- Problem details
Below is a listing to write out in full, exactly as given, without its pictures.

..............................

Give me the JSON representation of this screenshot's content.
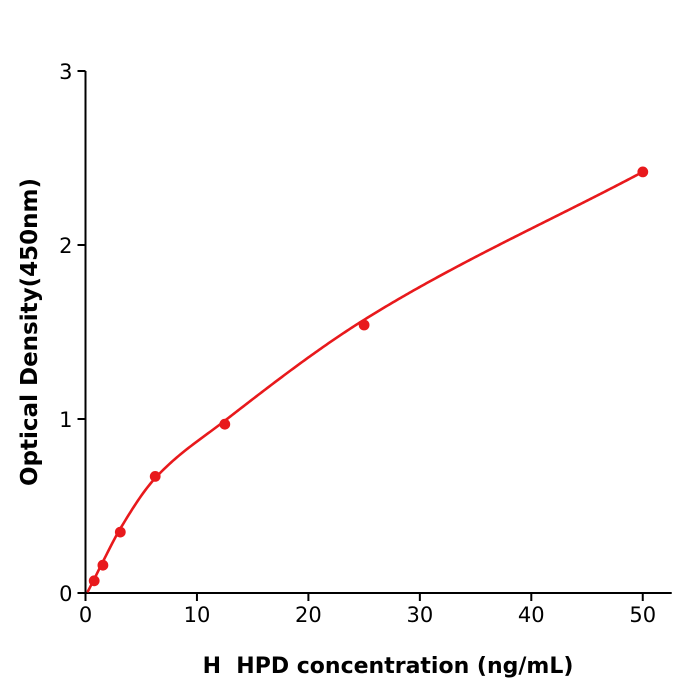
{
  "chart_data": {
    "type": "scatter",
    "title": "",
    "xlabel": "H  HPD concentration (ng/mL)",
    "ylabel": "Optical Density(450nm)",
    "series": [
      {
        "name": "standard-curve-points",
        "x": [
          0.78,
          1.56,
          3.125,
          6.25,
          12.5,
          25,
          50
        ],
        "y": [
          0.07,
          0.16,
          0.35,
          0.67,
          0.97,
          1.54,
          2.42
        ],
        "marker": "circle",
        "color": "#e8191c"
      }
    ],
    "fit_curve": {
      "description": "smooth saturating fit through the data points, drawn from near the origin to the last point",
      "color": "#e8191c",
      "anchors_x": [
        0.22,
        0.78,
        1.56,
        3.125,
        6.25,
        12.5,
        25,
        50
      ],
      "anchors_y": [
        0.01,
        0.08,
        0.18,
        0.37,
        0.66,
        0.99,
        1.57,
        2.42
      ]
    },
    "xlim": [
      0,
      52.6
    ],
    "ylim": [
      0,
      3
    ],
    "x_ticks": [
      "0",
      "10",
      "20",
      "30",
      "40",
      "50"
    ],
    "y_ticks": [
      "0",
      "1",
      "2",
      "3"
    ],
    "grid": false,
    "legend": "none",
    "axis_color": "#000000",
    "background": "#ffffff"
  }
}
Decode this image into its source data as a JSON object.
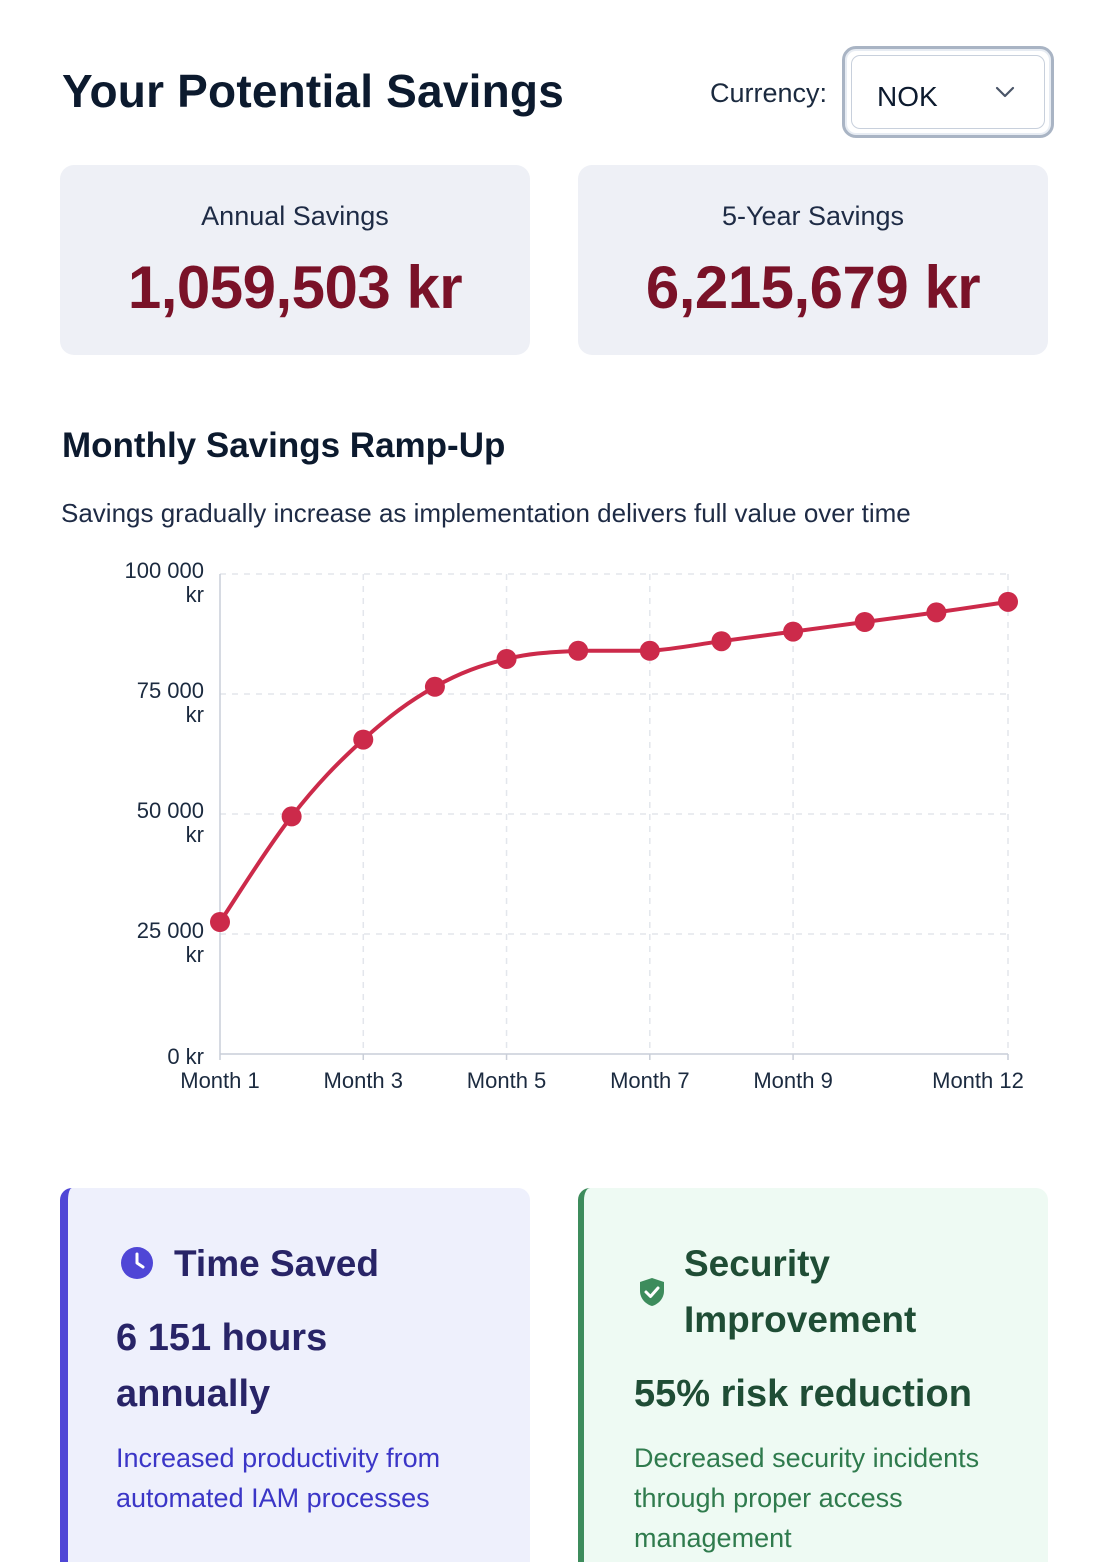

..............................

- Full output
Give me the JSON representation of this screenshot's content.
{
  "chart_data": {
    "type": "scatter",
    "title": "",
    "xlabel": "H  HPD concentration (ng/mL)",
    "ylabel": "Optical Density(450nm)",
    "series": [
      {
        "name": "standard-curve-points",
        "x": [
          0.78,
          1.56,
          3.125,
          6.25,
          12.5,
          25,
          50
        ],
        "y": [
          0.07,
          0.16,
          0.35,
          0.67,
          0.97,
          1.54,
          2.42
        ],
        "marker": "circle",
        "color": "#e8191c"
      }
    ],
    "fit_curve": {
      "description": "smooth saturating fit through the data points, drawn from near the origin to the last point",
      "color": "#e8191c",
      "anchors_x": [
        0.22,
        0.78,
        1.56,
        3.125,
        6.25,
        12.5,
        25,
        50
      ],
      "anchors_y": [
        0.01,
        0.08,
        0.18,
        0.37,
        0.66,
        0.99,
        1.57,
        2.42
      ]
    },
    "xlim": [
      0,
      52.6
    ],
    "ylim": [
      0,
      3
    ],
    "x_ticks": [
      "0",
      "10",
      "20",
      "30",
      "40",
      "50"
    ],
    "y_ticks": [
      "0",
      "1",
      "2",
      "3"
    ],
    "grid": false,
    "legend": "none",
    "axis_color": "#000000",
    "background": "#ffffff"
  }
}
Decode this image into its source data as a JSON object.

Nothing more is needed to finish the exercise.